» **Material**:
[BEGIN]
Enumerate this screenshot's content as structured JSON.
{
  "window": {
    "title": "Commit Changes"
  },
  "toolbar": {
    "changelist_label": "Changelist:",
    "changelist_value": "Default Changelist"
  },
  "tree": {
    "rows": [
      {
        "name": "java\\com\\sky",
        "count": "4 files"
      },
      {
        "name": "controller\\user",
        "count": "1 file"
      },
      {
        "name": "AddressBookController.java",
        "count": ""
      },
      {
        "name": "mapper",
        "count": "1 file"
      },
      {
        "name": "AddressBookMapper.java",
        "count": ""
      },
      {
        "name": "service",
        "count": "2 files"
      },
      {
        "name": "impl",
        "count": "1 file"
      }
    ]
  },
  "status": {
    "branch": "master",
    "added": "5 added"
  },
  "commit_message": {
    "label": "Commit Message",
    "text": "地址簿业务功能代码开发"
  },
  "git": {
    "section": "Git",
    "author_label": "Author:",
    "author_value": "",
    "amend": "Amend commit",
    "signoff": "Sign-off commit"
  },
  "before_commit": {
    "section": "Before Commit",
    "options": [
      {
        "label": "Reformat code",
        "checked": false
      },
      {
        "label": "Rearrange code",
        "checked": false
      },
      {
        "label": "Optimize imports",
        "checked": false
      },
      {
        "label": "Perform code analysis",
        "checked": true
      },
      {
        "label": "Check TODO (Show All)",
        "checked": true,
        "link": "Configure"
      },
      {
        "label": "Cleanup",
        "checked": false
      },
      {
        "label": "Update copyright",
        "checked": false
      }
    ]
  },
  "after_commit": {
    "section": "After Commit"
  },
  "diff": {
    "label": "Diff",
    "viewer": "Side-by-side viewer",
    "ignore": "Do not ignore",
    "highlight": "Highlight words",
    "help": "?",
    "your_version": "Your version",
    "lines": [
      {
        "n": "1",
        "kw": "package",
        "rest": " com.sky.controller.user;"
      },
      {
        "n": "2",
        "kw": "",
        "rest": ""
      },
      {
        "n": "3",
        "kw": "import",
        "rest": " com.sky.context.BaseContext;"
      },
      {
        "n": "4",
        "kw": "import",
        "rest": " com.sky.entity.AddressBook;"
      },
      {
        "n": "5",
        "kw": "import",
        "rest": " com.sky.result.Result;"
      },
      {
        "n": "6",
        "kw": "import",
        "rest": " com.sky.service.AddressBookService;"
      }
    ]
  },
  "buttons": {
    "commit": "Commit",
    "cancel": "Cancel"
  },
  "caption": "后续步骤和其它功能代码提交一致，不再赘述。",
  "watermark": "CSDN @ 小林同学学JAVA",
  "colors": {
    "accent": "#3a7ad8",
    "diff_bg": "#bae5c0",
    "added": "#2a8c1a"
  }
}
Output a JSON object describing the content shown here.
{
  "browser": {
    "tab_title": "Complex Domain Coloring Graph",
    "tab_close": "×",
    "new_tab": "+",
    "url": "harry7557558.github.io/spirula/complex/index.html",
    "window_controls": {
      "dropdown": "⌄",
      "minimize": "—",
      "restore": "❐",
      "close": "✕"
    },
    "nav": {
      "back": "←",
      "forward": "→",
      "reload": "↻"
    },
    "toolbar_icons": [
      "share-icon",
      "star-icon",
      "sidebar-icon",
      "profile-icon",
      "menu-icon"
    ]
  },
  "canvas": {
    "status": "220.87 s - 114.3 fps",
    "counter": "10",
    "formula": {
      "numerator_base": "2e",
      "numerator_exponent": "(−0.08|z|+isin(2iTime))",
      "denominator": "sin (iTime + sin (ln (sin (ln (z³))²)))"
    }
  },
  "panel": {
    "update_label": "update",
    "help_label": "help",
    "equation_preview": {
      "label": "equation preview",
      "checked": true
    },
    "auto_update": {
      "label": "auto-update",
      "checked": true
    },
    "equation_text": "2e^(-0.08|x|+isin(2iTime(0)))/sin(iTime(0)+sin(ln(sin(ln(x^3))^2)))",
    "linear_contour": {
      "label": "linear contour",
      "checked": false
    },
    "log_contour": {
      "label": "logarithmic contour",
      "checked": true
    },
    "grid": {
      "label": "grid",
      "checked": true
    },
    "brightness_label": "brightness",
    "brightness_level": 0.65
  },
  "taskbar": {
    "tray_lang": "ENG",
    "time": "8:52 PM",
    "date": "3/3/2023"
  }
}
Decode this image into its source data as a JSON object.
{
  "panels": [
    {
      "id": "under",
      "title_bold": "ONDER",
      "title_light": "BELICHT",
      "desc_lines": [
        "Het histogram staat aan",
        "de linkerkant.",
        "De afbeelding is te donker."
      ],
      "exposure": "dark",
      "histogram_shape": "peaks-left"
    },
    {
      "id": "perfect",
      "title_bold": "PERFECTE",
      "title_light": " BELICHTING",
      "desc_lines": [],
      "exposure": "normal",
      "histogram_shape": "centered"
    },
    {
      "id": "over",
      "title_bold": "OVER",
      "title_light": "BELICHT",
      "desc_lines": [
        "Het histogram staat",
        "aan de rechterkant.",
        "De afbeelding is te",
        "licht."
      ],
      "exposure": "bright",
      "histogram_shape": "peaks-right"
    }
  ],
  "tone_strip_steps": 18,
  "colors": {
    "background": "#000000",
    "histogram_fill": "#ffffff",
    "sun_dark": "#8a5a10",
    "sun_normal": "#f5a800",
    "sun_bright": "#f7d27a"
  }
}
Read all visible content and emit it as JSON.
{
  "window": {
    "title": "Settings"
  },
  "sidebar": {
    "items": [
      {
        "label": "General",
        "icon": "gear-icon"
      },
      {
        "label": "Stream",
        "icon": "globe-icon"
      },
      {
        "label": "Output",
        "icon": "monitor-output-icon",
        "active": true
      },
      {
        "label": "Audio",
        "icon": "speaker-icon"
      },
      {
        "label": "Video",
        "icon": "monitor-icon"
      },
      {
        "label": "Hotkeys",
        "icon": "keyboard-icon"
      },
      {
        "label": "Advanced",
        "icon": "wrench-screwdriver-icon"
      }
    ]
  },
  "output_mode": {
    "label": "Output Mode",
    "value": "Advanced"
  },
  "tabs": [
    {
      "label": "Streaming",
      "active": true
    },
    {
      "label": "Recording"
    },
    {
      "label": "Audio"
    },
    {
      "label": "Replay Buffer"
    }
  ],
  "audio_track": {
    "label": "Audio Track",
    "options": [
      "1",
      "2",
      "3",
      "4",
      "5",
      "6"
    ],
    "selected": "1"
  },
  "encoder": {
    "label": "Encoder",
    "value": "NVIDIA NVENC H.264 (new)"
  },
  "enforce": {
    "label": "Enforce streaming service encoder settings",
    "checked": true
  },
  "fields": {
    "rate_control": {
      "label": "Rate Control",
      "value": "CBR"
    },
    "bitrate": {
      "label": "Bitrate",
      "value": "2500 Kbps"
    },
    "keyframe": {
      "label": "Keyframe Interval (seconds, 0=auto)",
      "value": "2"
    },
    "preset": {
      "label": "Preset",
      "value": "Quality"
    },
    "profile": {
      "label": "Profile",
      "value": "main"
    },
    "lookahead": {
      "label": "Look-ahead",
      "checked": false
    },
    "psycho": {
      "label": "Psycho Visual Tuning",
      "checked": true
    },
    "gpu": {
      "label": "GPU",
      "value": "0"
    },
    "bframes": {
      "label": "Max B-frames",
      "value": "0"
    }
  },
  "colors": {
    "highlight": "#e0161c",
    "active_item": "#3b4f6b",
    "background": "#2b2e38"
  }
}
[END]
» **Given problem**: Sift the material for lines with the string "JSON". Copy each one found.

» **Output of the exercise**:
Enumerate this screenshot's content as structured JSON.
Output a JSON object describing the content shown here.
Decode this image into its source data as a JSON object.
Read all visible content and emit it as JSON.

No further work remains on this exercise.